**Stored data entries**.

-*-*-

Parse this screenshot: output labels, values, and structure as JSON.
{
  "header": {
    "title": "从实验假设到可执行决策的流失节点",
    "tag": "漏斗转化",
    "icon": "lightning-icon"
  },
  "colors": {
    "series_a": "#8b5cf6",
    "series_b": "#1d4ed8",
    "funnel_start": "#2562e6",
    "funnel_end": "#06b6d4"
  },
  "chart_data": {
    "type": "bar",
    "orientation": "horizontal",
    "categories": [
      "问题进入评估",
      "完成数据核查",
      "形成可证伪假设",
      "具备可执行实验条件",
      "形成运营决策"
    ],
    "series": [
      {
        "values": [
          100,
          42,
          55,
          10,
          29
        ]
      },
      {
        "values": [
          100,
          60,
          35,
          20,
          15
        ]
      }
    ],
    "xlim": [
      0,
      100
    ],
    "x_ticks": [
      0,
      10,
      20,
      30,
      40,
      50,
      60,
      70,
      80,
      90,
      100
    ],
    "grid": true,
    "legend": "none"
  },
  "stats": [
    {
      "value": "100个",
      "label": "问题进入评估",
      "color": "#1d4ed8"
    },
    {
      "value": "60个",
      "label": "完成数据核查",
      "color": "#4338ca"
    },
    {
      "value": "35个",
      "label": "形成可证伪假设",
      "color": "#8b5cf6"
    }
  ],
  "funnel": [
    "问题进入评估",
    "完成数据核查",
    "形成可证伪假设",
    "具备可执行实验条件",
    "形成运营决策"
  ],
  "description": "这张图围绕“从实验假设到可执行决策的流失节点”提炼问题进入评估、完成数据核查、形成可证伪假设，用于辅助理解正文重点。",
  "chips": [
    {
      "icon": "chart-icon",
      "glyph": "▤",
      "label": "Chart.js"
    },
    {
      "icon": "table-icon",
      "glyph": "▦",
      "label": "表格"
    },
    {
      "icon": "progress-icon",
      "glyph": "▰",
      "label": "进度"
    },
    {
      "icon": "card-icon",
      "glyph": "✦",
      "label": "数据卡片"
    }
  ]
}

-*-*-

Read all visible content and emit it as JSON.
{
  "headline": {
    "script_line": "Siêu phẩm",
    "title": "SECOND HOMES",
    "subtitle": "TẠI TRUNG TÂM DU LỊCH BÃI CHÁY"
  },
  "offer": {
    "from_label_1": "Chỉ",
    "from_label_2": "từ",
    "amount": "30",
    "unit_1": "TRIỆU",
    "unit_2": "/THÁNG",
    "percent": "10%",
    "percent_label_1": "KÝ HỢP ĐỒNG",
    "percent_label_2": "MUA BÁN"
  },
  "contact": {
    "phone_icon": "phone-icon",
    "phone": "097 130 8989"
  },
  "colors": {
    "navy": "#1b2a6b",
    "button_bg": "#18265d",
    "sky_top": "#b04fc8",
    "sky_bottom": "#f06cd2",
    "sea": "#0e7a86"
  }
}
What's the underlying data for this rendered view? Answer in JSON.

-*-*-

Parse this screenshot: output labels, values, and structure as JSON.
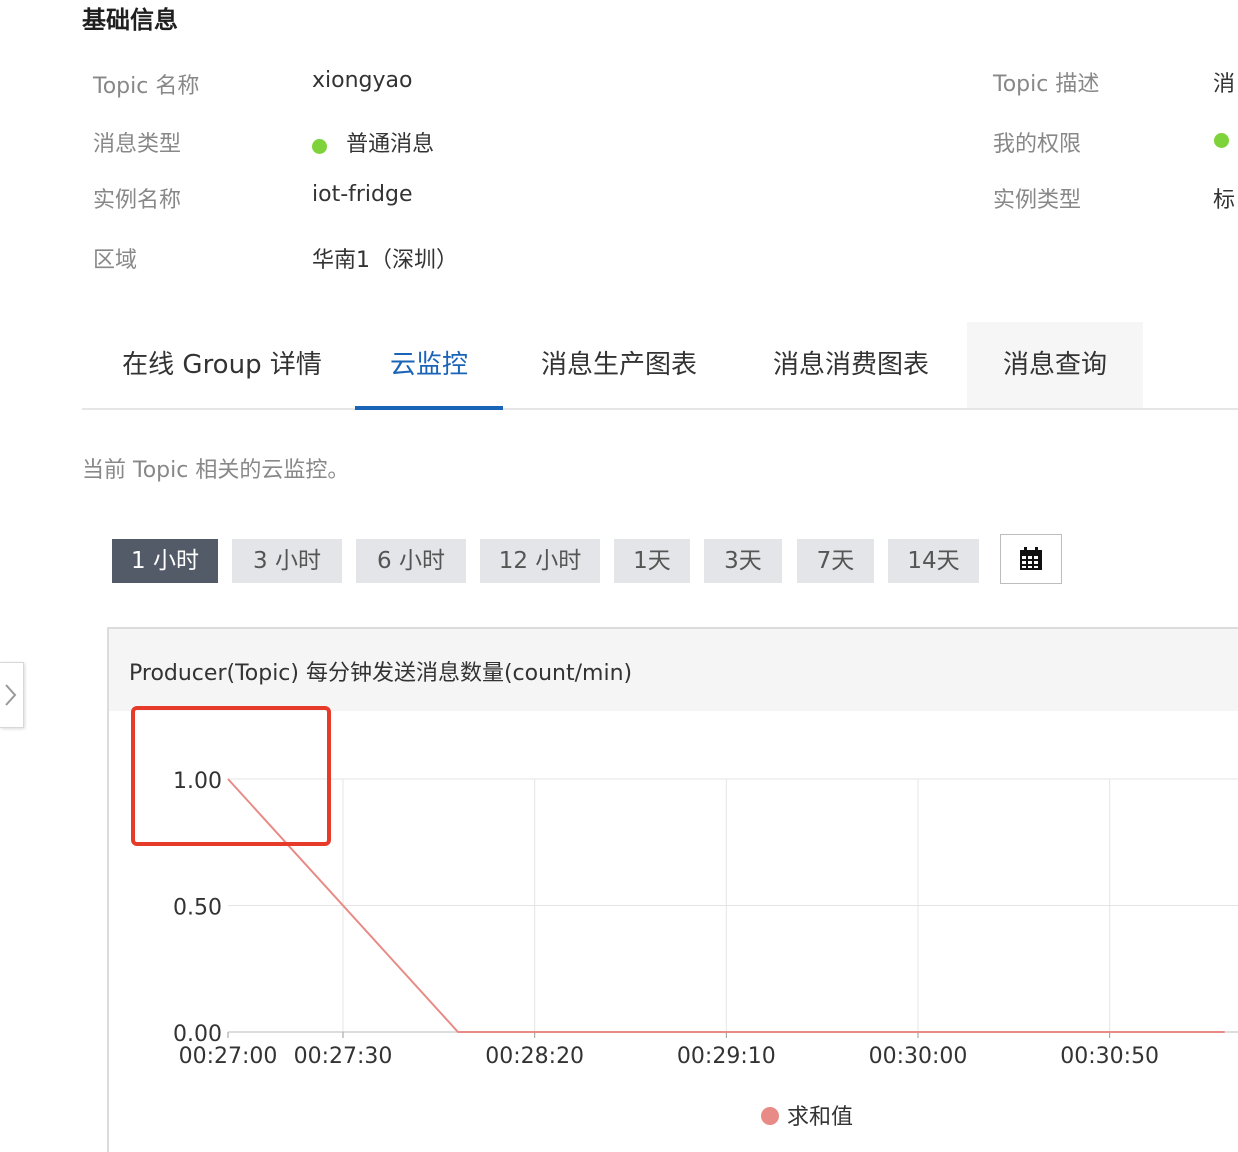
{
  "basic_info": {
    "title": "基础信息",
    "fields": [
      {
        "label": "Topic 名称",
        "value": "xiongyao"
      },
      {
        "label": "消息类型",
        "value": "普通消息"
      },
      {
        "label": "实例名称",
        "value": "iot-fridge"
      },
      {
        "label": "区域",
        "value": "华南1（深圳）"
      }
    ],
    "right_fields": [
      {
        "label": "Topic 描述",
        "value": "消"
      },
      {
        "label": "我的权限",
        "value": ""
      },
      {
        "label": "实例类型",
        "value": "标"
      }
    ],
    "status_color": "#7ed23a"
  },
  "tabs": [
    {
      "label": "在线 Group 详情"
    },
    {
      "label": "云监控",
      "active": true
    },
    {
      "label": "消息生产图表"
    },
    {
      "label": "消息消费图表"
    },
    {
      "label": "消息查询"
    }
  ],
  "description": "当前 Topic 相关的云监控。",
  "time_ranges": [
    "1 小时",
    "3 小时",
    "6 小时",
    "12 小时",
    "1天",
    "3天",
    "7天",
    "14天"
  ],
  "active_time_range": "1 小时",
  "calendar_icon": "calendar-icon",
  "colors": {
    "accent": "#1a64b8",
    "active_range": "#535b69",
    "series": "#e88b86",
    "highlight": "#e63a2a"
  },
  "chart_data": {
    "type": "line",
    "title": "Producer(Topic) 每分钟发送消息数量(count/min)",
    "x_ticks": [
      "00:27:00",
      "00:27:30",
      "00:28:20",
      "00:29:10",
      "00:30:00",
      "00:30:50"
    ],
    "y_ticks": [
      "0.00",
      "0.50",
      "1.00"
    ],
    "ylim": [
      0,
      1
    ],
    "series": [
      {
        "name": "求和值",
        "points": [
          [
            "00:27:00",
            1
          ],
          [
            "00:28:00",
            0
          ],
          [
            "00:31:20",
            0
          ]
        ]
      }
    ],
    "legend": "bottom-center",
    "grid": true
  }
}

-*-*-

**WRITTEN TASK**.
Extract from the records above the lines from the one containing "Read all visible content and emit it as JSON." to the one containing "What's the underlying", both lines included, exactly as they appear and with nothing else.

**REPLY**.
Read all visible content and emit it as JSON.
{
  "headline": {
    "script_line": "Siêu phẩm",
    "title": "SECOND HOMES",
    "subtitle": "TẠI TRUNG TÂM DU LỊCH BÃI CHÁY"
  },
  "offer": {
    "from_label_1": "Chỉ",
    "from_label_2": "từ",
    "amount": "30",
    "unit_1": "TRIỆU",
    "unit_2": "/THÁNG",
    "percent": "10%",
    "percent_label_1": "KÝ HỢP ĐỒNG",
    "percent_label_2": "MUA BÁN"
  },
  "contact": {
    "phone_icon": "phone-icon",
    "phone": "097 130 8989"
  },
  "colors": {
    "navy": "#1b2a6b",
    "button_bg": "#18265d",
    "sky_top": "#b04fc8",
    "sky_bottom": "#f06cd2",
    "sea": "#0e7a86"
  }
}
What's the underlying data for this rendered view? Answer in JSON.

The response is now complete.